**Goal**.
Leave out the pictures and repeat everything else in the records exactly.
—————
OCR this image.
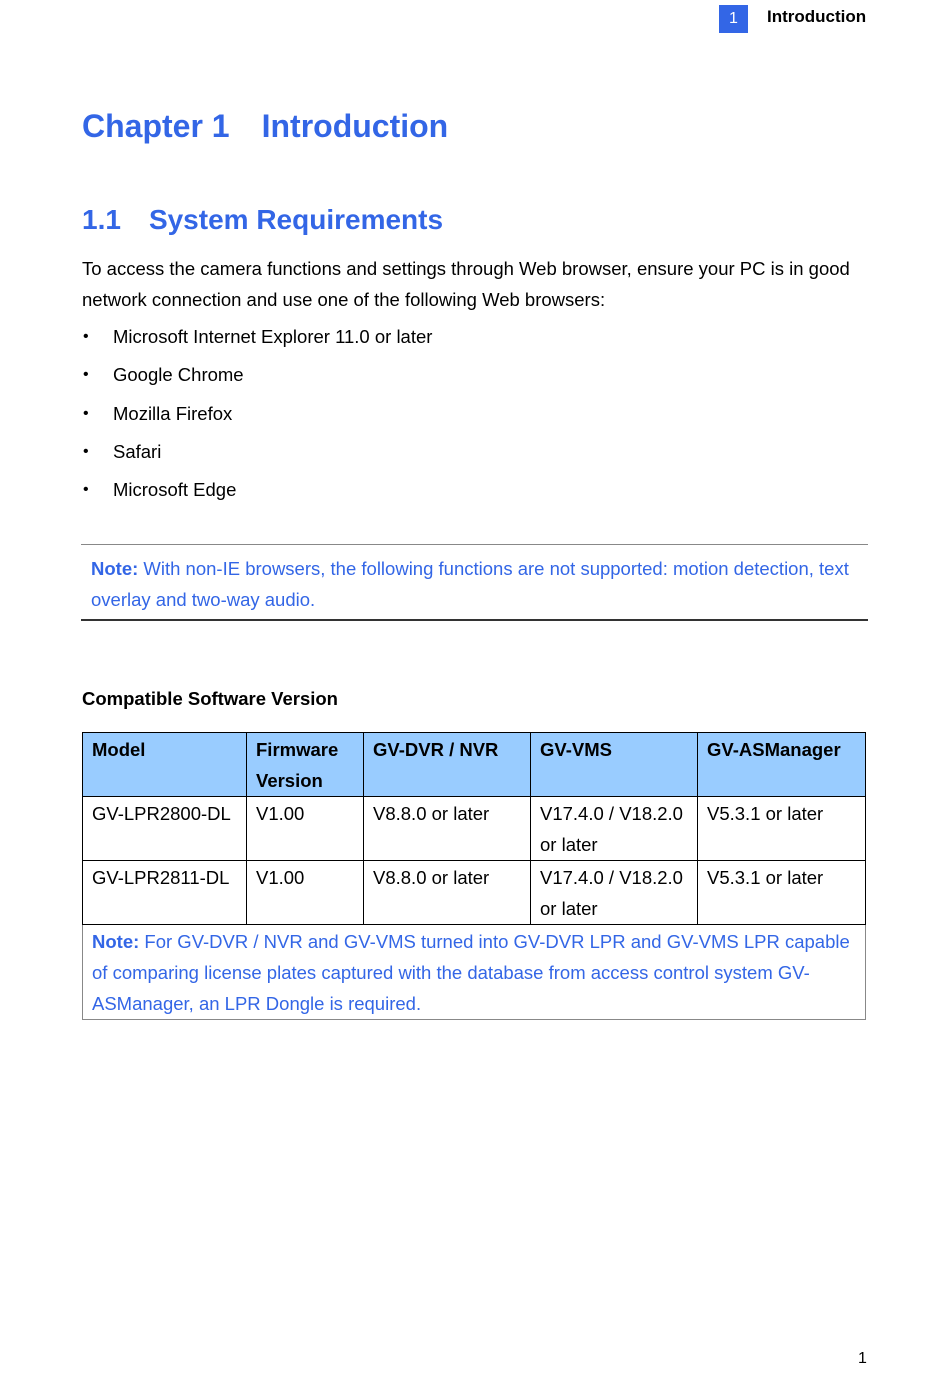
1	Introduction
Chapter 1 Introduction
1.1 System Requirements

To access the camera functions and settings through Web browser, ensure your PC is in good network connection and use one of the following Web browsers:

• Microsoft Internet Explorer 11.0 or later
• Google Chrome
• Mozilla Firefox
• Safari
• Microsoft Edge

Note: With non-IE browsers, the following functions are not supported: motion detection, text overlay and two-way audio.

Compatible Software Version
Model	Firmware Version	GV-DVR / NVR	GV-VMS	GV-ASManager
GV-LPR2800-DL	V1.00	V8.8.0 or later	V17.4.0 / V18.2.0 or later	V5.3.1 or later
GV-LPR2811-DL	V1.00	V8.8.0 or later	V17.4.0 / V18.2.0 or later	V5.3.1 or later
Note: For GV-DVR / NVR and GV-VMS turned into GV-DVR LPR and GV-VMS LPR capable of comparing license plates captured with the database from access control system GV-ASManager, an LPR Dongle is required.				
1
—————
**Task output**.
OCR this image.
1	Introduction
Chapter 1 Introduction
1.1 System Requirements

To access the camera functions and settings through Web browser, ensure your PC is in good network connection and use one of the following Web browsers:

• Microsoft Internet Explorer 11.0 or later
• Google Chrome
• Mozilla Firefox
• Safari
• Microsoft Edge

Note: With non-IE browsers, the following functions are not supported: motion detection, text overlay and two-way audio.

Compatible Software Version
Model	Firmware Version	GV-DVR / NVR	GV-VMS	GV-ASManager
GV-LPR2800-DL	V1.00	V8.8.0 or later	V17.4.0 / V18.2.0 or later	V5.3.1 or later
GV-LPR2811-DL	V1.00	V8.8.0 or later	V17.4.0 / V18.2.0 or later	V5.3.1 or later
Note: For GV-DVR / NVR and GV-VMS turned into GV-DVR LPR and GV-VMS LPR capable of comparing license plates captured with the database from access control system GV-ASManager, an LPR Dongle is required.				
1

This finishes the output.